PROBLEM TO WORK ON: Your task is to give the number of lines in the listing that include "Average", and nothing else.

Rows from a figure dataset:
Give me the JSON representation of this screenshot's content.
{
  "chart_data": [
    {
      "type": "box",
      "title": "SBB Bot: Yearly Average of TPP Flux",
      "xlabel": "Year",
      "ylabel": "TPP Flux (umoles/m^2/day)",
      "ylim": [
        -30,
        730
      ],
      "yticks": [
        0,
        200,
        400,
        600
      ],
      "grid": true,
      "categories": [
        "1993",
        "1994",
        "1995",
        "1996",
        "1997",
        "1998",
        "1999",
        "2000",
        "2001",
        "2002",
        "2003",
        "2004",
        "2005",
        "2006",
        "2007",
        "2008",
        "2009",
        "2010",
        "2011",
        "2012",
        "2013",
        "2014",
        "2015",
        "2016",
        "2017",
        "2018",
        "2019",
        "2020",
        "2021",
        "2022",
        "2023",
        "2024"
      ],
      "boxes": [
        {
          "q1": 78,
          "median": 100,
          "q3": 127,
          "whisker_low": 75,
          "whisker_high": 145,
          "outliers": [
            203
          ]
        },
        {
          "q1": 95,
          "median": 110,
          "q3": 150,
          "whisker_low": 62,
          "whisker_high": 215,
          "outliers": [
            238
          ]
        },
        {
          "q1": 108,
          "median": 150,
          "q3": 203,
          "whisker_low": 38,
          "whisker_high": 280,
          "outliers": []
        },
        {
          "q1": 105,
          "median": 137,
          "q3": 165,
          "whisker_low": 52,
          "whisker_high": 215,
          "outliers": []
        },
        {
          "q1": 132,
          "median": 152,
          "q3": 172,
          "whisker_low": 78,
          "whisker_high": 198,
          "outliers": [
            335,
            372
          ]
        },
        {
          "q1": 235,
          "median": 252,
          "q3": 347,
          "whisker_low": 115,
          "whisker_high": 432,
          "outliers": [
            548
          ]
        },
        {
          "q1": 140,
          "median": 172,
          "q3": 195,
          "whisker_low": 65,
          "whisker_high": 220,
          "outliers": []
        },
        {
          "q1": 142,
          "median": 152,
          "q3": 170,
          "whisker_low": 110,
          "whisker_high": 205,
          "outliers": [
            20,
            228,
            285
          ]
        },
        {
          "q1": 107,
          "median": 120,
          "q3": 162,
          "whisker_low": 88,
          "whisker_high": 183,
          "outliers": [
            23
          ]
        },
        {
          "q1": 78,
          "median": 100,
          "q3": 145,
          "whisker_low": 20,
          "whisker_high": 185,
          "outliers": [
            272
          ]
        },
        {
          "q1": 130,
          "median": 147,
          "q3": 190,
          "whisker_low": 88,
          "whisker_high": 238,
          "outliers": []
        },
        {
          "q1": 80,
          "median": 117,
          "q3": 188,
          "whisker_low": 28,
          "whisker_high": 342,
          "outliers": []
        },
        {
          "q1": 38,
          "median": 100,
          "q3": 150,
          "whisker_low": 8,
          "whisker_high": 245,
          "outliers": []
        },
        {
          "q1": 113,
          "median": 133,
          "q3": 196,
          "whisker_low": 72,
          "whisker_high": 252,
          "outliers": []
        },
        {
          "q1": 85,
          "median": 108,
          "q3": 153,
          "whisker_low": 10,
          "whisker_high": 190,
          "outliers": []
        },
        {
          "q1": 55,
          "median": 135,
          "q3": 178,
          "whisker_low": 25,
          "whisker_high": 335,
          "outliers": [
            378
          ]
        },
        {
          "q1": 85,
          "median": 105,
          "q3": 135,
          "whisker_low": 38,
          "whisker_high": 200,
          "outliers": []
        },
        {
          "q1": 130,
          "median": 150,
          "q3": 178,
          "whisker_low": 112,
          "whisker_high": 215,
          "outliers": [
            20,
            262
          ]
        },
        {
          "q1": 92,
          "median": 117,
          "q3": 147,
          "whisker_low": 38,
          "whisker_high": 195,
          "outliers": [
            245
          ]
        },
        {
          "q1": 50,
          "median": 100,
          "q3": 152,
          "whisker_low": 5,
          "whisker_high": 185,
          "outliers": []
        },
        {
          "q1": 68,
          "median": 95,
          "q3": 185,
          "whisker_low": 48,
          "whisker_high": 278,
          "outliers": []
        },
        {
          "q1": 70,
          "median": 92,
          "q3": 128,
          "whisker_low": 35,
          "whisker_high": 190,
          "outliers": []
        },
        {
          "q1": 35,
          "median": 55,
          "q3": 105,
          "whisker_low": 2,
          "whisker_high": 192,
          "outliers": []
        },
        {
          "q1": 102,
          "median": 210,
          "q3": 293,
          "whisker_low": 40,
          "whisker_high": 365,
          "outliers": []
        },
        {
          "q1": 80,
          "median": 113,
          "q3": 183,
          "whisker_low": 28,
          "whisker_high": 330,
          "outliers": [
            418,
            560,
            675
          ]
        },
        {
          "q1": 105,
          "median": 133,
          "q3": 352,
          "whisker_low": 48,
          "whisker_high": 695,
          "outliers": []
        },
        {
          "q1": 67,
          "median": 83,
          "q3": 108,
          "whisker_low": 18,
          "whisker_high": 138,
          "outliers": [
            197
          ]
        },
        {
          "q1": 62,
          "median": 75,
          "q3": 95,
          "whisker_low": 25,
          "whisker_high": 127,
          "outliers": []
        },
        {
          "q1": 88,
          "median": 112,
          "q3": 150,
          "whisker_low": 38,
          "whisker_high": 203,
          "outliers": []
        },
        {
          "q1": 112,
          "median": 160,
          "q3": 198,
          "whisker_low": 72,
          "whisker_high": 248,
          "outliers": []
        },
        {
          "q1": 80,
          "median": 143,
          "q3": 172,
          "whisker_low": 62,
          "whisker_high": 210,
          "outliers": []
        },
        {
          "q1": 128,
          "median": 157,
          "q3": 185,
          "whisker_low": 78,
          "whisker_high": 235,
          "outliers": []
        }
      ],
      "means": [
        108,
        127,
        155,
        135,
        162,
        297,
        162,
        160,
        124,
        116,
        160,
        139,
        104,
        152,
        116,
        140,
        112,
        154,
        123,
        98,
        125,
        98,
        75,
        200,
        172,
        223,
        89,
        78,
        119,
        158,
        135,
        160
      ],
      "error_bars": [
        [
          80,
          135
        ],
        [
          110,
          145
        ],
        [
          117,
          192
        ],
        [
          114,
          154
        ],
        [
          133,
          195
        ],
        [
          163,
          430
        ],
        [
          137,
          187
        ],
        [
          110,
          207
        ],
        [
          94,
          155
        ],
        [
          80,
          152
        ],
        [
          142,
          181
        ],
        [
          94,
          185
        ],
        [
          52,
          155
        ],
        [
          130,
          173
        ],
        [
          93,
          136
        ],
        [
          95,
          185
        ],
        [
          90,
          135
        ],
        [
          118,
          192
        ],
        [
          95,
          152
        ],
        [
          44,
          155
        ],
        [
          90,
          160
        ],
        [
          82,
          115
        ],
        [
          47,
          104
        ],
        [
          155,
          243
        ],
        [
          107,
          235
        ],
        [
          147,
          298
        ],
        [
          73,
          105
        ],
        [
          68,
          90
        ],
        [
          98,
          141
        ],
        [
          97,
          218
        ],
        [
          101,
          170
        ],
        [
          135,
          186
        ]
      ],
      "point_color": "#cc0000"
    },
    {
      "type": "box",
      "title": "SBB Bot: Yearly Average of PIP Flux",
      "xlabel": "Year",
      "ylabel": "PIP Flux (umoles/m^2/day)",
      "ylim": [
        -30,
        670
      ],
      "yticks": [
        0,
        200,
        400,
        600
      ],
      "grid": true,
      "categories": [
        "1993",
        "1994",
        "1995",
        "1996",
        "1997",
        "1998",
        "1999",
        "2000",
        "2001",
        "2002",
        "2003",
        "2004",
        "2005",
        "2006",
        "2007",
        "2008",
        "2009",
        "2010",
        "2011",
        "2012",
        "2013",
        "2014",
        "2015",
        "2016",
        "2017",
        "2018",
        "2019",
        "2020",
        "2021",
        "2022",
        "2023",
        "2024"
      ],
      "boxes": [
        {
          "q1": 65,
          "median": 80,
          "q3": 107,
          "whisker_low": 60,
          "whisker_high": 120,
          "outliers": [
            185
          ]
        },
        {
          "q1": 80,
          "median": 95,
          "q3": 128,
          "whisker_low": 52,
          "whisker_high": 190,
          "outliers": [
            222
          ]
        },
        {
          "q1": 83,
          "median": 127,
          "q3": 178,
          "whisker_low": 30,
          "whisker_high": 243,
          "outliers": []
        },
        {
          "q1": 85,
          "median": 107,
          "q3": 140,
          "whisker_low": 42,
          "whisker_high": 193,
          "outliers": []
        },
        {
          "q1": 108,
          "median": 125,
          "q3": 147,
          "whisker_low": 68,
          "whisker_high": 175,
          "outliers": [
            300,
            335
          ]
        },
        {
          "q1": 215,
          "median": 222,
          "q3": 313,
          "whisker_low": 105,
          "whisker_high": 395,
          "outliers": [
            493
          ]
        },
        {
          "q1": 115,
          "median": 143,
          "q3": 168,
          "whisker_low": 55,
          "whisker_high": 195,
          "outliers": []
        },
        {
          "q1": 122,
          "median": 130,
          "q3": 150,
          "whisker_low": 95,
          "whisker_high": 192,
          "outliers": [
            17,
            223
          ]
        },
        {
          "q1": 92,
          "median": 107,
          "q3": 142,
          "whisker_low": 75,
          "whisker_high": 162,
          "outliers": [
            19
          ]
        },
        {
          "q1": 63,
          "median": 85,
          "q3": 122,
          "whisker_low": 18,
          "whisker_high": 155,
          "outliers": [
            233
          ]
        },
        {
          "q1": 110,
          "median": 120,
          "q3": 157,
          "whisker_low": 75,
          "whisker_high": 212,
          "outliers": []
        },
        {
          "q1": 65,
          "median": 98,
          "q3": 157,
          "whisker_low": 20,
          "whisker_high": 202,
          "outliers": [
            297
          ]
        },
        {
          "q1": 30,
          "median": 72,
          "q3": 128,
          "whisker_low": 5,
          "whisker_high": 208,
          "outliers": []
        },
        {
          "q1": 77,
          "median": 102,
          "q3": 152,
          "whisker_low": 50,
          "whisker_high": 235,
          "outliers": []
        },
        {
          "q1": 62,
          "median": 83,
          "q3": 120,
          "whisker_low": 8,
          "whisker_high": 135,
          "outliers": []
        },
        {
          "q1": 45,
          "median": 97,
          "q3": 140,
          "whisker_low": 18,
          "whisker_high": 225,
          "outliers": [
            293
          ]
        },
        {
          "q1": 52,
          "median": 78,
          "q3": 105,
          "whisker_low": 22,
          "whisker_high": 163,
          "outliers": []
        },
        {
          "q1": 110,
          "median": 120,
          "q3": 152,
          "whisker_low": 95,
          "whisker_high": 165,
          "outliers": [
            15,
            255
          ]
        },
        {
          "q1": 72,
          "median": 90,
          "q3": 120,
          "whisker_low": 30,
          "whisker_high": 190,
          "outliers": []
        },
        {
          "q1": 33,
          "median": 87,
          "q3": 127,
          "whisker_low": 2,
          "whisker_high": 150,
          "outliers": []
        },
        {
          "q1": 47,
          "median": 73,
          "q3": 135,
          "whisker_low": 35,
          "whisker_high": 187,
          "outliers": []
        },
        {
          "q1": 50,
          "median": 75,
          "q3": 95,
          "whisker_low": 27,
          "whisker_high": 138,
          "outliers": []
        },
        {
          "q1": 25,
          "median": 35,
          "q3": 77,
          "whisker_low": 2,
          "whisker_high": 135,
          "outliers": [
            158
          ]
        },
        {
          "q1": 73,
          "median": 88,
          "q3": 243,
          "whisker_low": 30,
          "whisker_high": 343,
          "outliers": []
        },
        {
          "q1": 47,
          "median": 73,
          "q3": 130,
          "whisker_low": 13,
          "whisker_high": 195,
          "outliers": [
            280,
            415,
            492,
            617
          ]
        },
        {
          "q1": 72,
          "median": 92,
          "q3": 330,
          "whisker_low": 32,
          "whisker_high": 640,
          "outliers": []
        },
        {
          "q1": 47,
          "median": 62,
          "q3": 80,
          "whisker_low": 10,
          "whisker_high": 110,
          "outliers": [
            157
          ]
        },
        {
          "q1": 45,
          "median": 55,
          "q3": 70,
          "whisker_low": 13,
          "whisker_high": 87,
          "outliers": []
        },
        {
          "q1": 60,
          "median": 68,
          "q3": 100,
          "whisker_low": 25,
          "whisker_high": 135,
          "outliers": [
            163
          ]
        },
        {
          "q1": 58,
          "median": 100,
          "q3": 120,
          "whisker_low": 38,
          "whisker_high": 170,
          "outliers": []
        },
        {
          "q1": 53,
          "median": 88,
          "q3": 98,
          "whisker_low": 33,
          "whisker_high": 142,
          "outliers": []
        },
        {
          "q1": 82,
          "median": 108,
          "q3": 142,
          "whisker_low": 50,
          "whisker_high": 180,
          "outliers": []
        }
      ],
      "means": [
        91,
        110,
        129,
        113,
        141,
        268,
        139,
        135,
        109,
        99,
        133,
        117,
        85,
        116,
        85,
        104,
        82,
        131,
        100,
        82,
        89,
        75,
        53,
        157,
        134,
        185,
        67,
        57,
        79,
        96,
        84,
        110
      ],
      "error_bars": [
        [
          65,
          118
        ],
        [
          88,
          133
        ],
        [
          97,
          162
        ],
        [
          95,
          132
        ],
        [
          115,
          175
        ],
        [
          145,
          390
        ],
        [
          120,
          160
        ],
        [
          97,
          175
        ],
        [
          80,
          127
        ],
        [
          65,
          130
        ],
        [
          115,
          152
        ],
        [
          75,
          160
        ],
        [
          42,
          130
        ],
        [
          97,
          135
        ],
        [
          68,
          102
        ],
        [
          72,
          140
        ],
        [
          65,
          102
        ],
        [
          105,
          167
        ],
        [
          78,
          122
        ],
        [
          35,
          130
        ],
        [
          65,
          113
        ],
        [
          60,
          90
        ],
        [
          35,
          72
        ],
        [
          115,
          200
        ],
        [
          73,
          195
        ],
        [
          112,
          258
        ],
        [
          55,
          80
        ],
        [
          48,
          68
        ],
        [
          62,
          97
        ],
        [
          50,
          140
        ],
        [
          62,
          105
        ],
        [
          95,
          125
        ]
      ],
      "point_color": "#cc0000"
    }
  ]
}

SOLUTION FOR THIS EXERCISE: 2